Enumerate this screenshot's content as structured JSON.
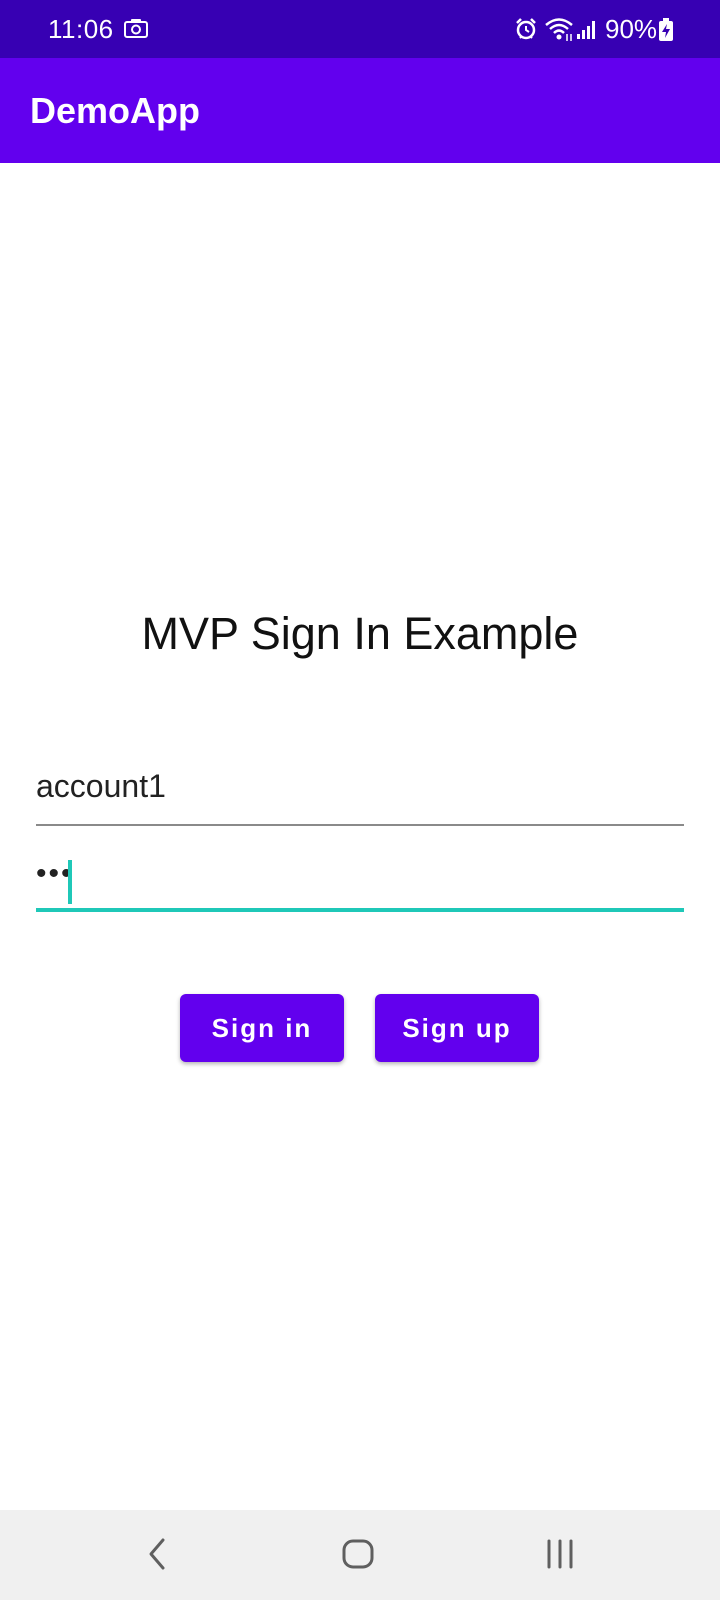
{
  "status_bar": {
    "time": "11:06",
    "battery": "90%",
    "icons": [
      "camera-icon",
      "alarm-icon",
      "wifi-icon",
      "signal-icon",
      "battery-charging-icon"
    ],
    "color": "#3700b3"
  },
  "app_bar": {
    "title": "DemoApp",
    "color": "#6200ee"
  },
  "main": {
    "heading": "MVP Sign In Example",
    "username": {
      "value": "account1"
    },
    "password": {
      "value": "•••",
      "accent_color": "#1fc8b8"
    },
    "buttons": {
      "sign_in": "Sign in",
      "sign_up": "Sign up",
      "color": "#6200ee"
    }
  },
  "nav_bar": {
    "icons": [
      "back-icon",
      "home-icon",
      "recents-icon"
    ]
  }
}
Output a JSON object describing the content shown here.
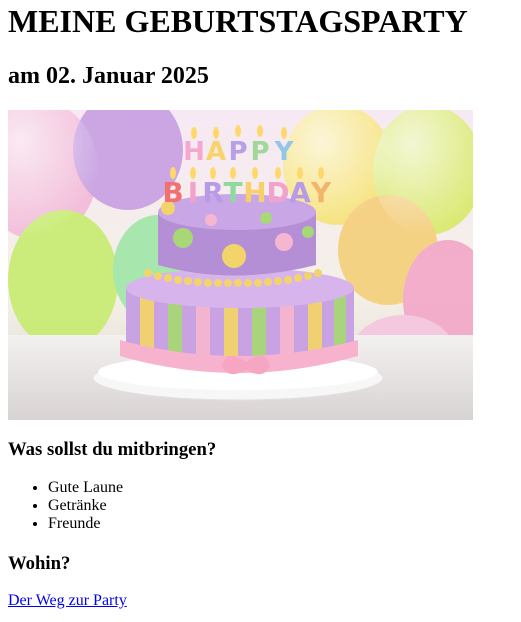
{
  "header": {
    "title": "MEINE GEBURTSTAGSPARTY",
    "subtitle": "am 02. Januar 2025"
  },
  "hero": {
    "icon": "birthday-cake-image",
    "letters_line1": [
      "H",
      "A",
      "P",
      "P",
      "Y"
    ],
    "letters_line2": [
      "B",
      "I",
      "R",
      "T",
      "H",
      "D",
      "A",
      "Y"
    ]
  },
  "bring": {
    "heading": "Was sollst du mitbringen?",
    "items": [
      "Gute Laune",
      "Getränke",
      "Freunde"
    ]
  },
  "where": {
    "heading": "Wohin?",
    "link_label": "Der Weg zur Party"
  },
  "colors": {
    "link": "#0000ee",
    "cake_purple": "#b58fd6",
    "cake_yellow": "#f2d46b"
  }
}
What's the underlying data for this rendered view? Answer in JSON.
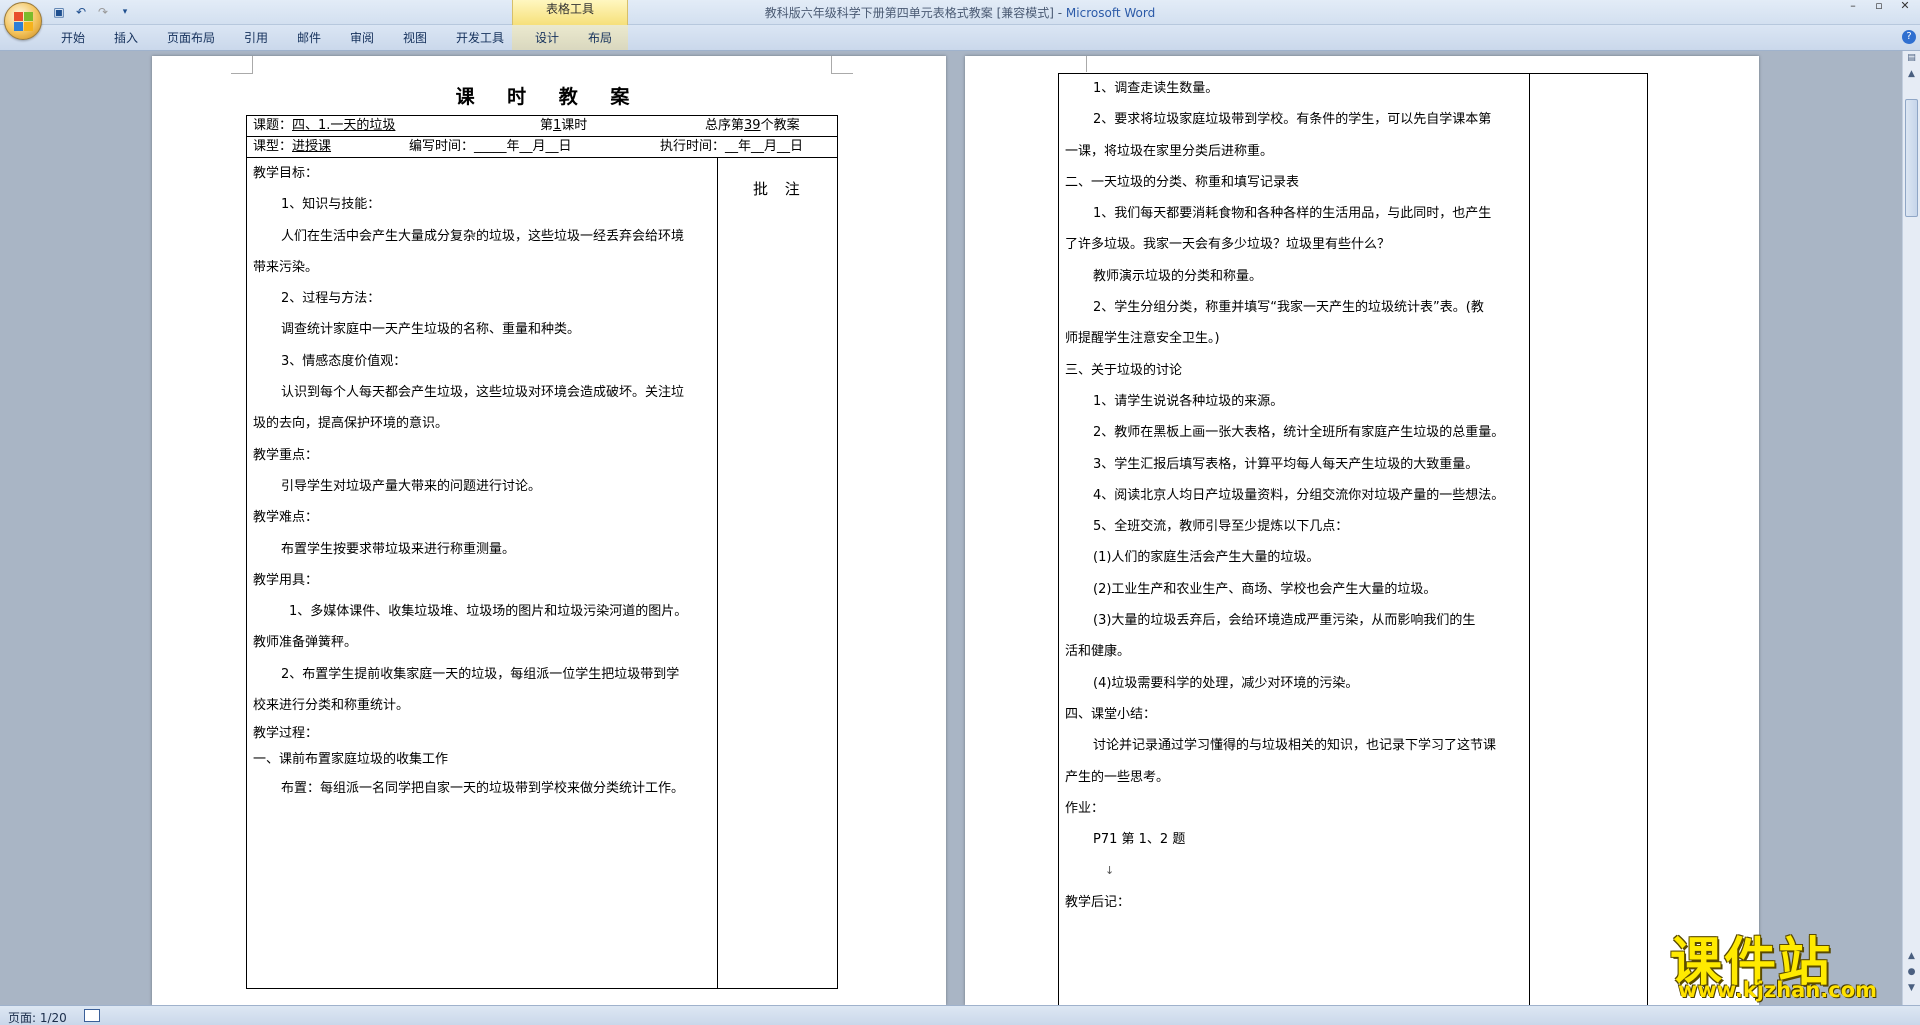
{
  "window": {
    "title": "教科版六年级科学下册第四单元表格式教案 [兼容模式] - ",
    "app_name": "Microsoft Word",
    "context_tab": "表格工具"
  },
  "ribbon_tabs": [
    "开始",
    "插入",
    "页面布局",
    "引用",
    "邮件",
    "审阅",
    "视图",
    "开发工具",
    "设计",
    "布局"
  ],
  "page1": {
    "title": "课 时 教 案",
    "header": {
      "topic_label": "课题：",
      "topic_value": "四、1.一天的垃圾",
      "lesson_prefix": "第",
      "lesson_num": "1",
      "lesson_suffix": "课时",
      "total_prefix": "总序第",
      "total_num": "39",
      "total_suffix": "个教案",
      "type_label": "课型：",
      "type_value": "进授课",
      "write_time": "编写时间：_____年__月__日",
      "exec_time": "执行时间：__年__月__日"
    },
    "annotation_label": "批 注",
    "lines": [
      "教学目标：",
      "1、知识与技能：",
      "人们在生活中会产生大量成分复杂的垃圾，这些垃圾一经丢弃会给环境",
      "带来污染。",
      "",
      "2、过程与方法：",
      "调查统计家庭中一天产生垃圾的名称、重量和种类。",
      "",
      "3、情感态度价值观：",
      "认识到每个人每天都会产生垃圾，这些垃圾对环境会造成破坏。关注垃",
      "圾的去向，提高保护环境的意识。",
      "",
      "教学重点：",
      "引导学生对垃圾产量大带来的问题进行讨论。",
      "",
      "教学难点：",
      "布置学生按要求带垃圾来进行称重测量。",
      "",
      "教学用具：",
      "1、多媒体课件、收集垃圾堆、垃圾场的图片和垃圾污染河道的图片。",
      "教师准备弹簧秤。",
      "2、布置学生提前收集家庭一天的垃圾，每组派一位学生把垃圾带到学",
      "校来进行分类和称重统计。",
      "",
      "教学过程：",
      "一、课前布置家庭垃圾的收集工作",
      "布置：每组派一名同学把自家一天的垃圾带到学校来做分类统计工作。"
    ]
  },
  "page2": {
    "lines": [
      "1、调查走读生数量。",
      "2、要求将垃圾家庭垃圾带到学校。有条件的学生，可以先自学课本第",
      "一课，将垃圾在家里分类后进称重。",
      "二、一天垃圾的分类、称重和填写记录表",
      "1、我们每天都要消耗食物和各种各样的生活用品，与此同时，也产生",
      "了许多垃圾。我家一天会有多少垃圾？垃圾里有些什么？",
      "教师演示垃圾的分类和称量。",
      "2、学生分组分类，称重并填写“我家一天产生的垃圾统计表”表。(教",
      "师提醒学生注意安全卫生。)",
      "三、关于垃圾的讨论",
      "1、请学生说说各种垃圾的来源。",
      "2、教师在黑板上画一张大表格，统计全班所有家庭产生垃圾的总重量。",
      "3、学生汇报后填写表格，计算平均每人每天产生垃圾的大致重量。",
      "4、阅读北京人均日产垃圾量资料，分组交流你对垃圾产量的一些想法。",
      "5、全班交流，教师引导至少提炼以下几点：",
      "(1)人们的家庭生活会产生大量的垃圾。",
      "(2)工业生产和农业生产、商场、学校也会产生大量的垃圾。",
      "(3)大量的垃圾丢弃后，会给环境造成严重污染，从而影响我们的生",
      "活和健康。",
      "(4)垃圾需要科学的处理，减少对环境的污染。",
      "四、课堂小结：",
      "讨论并记录通过学习懂得的与垃圾相关的知识，也记录下学习了这节课",
      "产生的一些思考。",
      "作业：",
      "P71 第 1、2 题",
      "↓",
      "教学后记：",
      "",
      ""
    ]
  },
  "status": {
    "page": "页面: 1/20"
  },
  "watermark": {
    "brand": "课件站",
    "url": "www.kjzhan.com"
  },
  "colors": {
    "background": "#a9b5c5",
    "ribbon": "#d3e0f0",
    "context_tab": "#f6e07a",
    "watermark": "#ffea00"
  }
}
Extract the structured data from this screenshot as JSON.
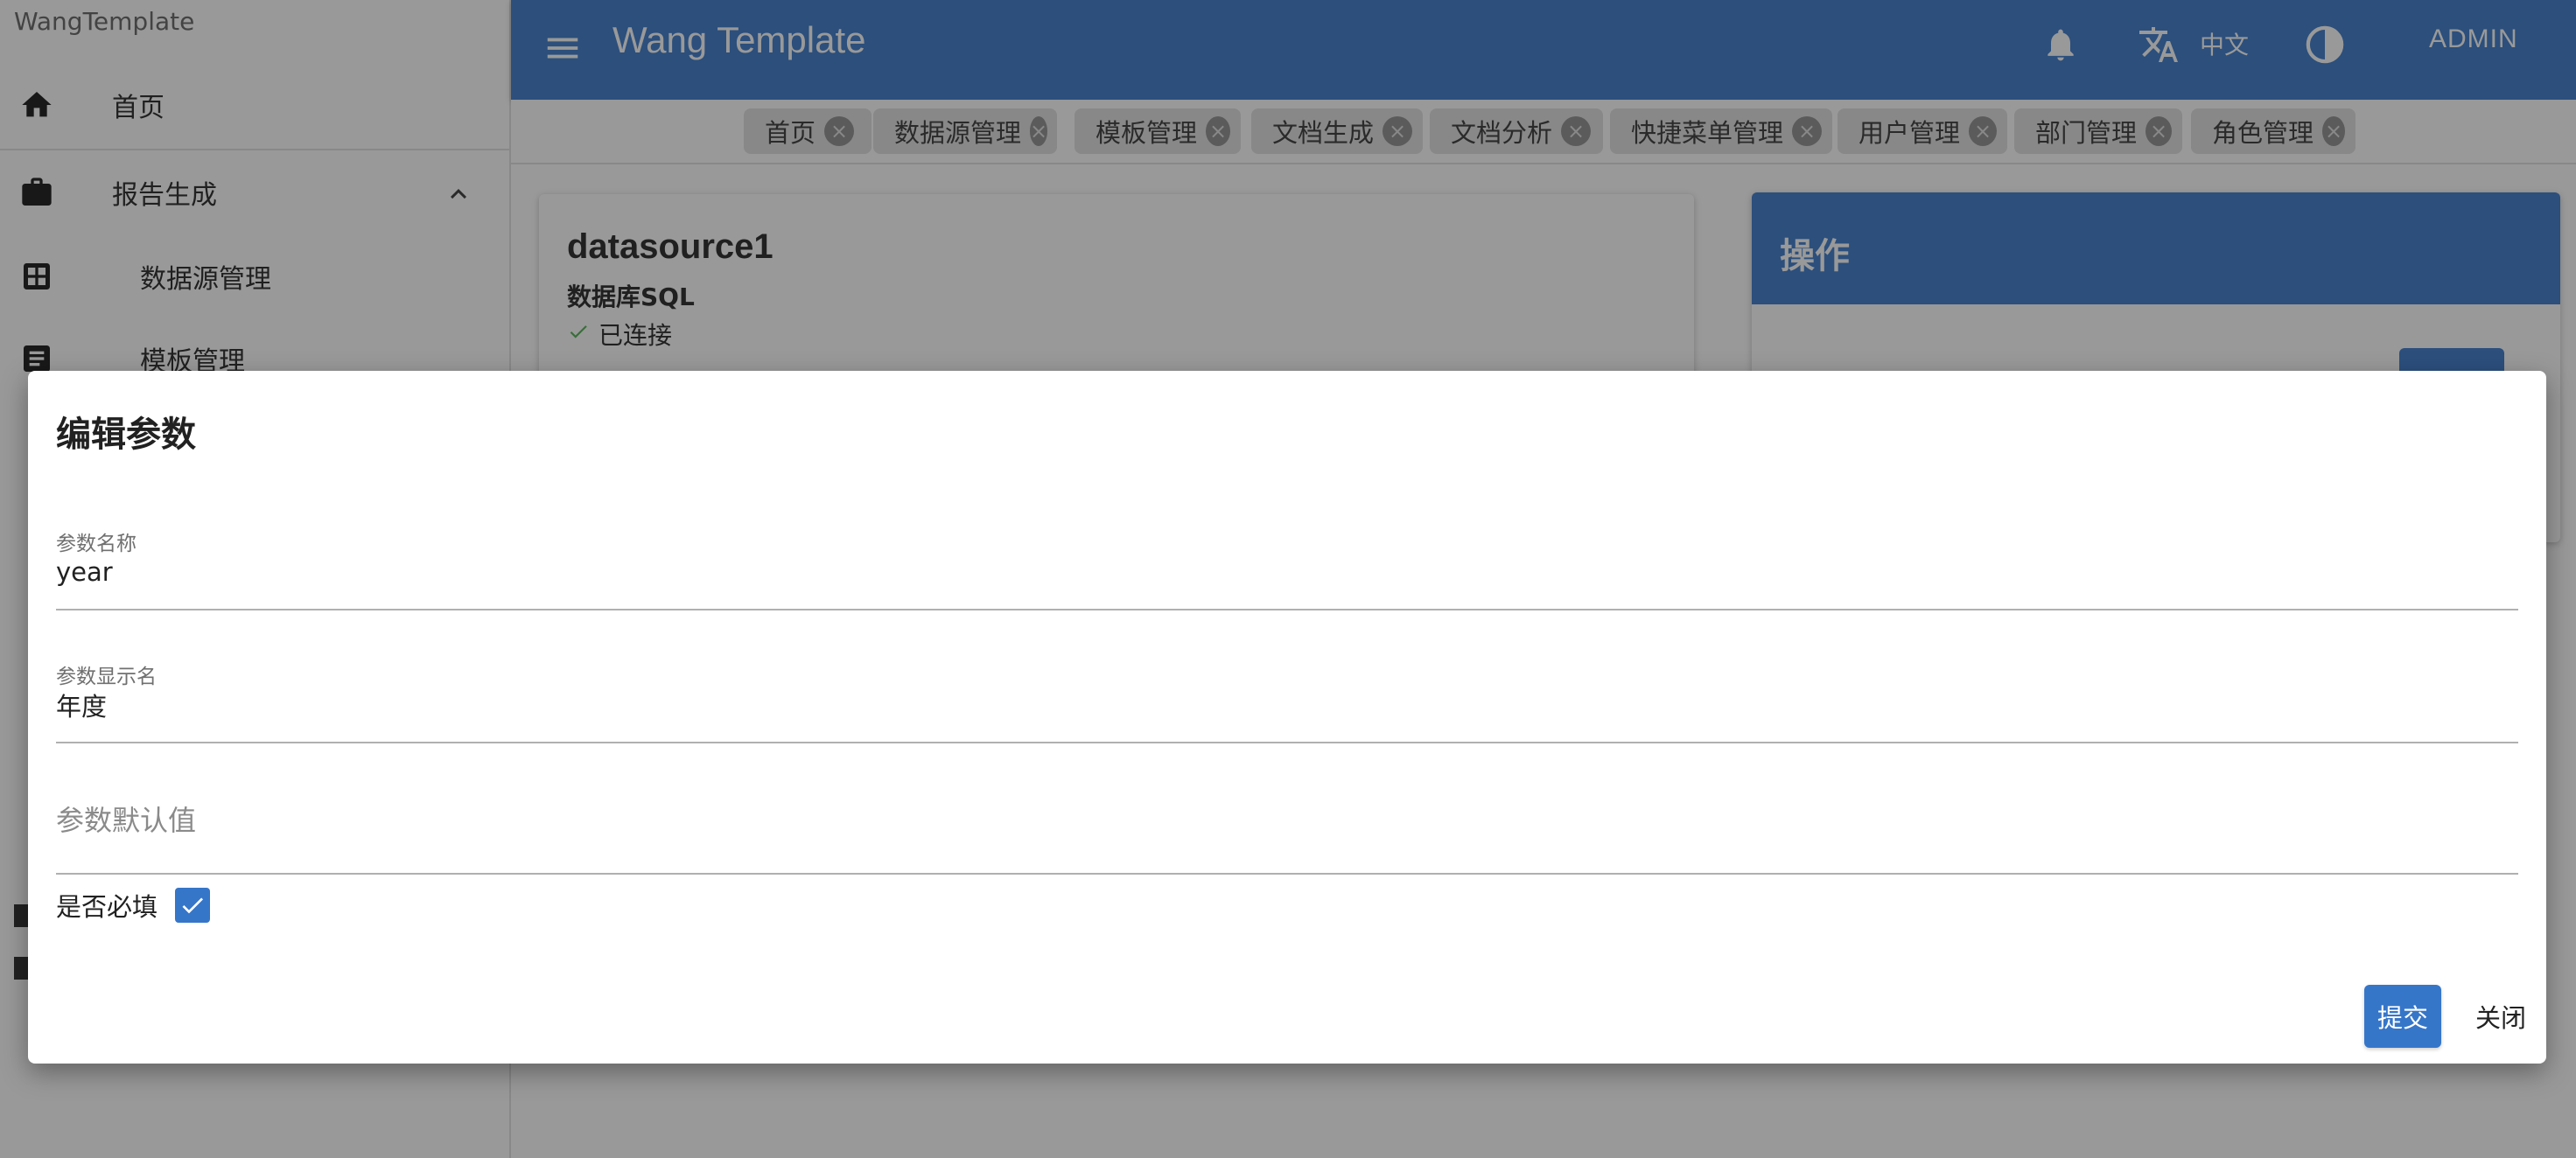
{
  "app": {
    "title": "WangTemplate",
    "header_title": "Wang Template",
    "language": "中文",
    "user": "ADMIN",
    "colors": {
      "primary": "#3676c9",
      "success": "#4caf50"
    }
  },
  "header_icons": [
    "menu-icon",
    "bell-icon",
    "translate-icon",
    "contrast-icon"
  ],
  "sidebar": {
    "items": [
      {
        "label": "首页",
        "icon": "home-icon"
      },
      {
        "label": "报告生成",
        "icon": "briefcase-icon",
        "expanded": true
      },
      {
        "label": "数据源管理",
        "icon": "grid-icon"
      },
      {
        "label": "模板管理",
        "icon": "document-icon"
      }
    ]
  },
  "tabs": [
    "首页",
    "数据源管理",
    "模板管理",
    "文档生成",
    "文档分析",
    "快捷菜单管理",
    "用户管理",
    "部门管理",
    "角色管理"
  ],
  "datasource": {
    "name": "datasource1",
    "type": "数据库SQL",
    "status": "已连接"
  },
  "operations": {
    "title": "操作"
  },
  "dialog": {
    "title": "编辑参数",
    "fields": [
      {
        "label": "参数名称",
        "value": "year"
      },
      {
        "label": "参数显示名",
        "value": "年度"
      },
      {
        "label": "",
        "value": "",
        "placeholder": "参数默认值"
      }
    ],
    "required_label": "是否必填",
    "required_checked": true,
    "submit_label": "提交",
    "close_label": "关闭"
  }
}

——

Whenever "this" turns up in a line, pick that line out.

Enumerate this screenshot's content as structured JSON.
What's the underlying data for this rendered view? Answer in JSON.
Extract the structured data from this screenshot as JSON.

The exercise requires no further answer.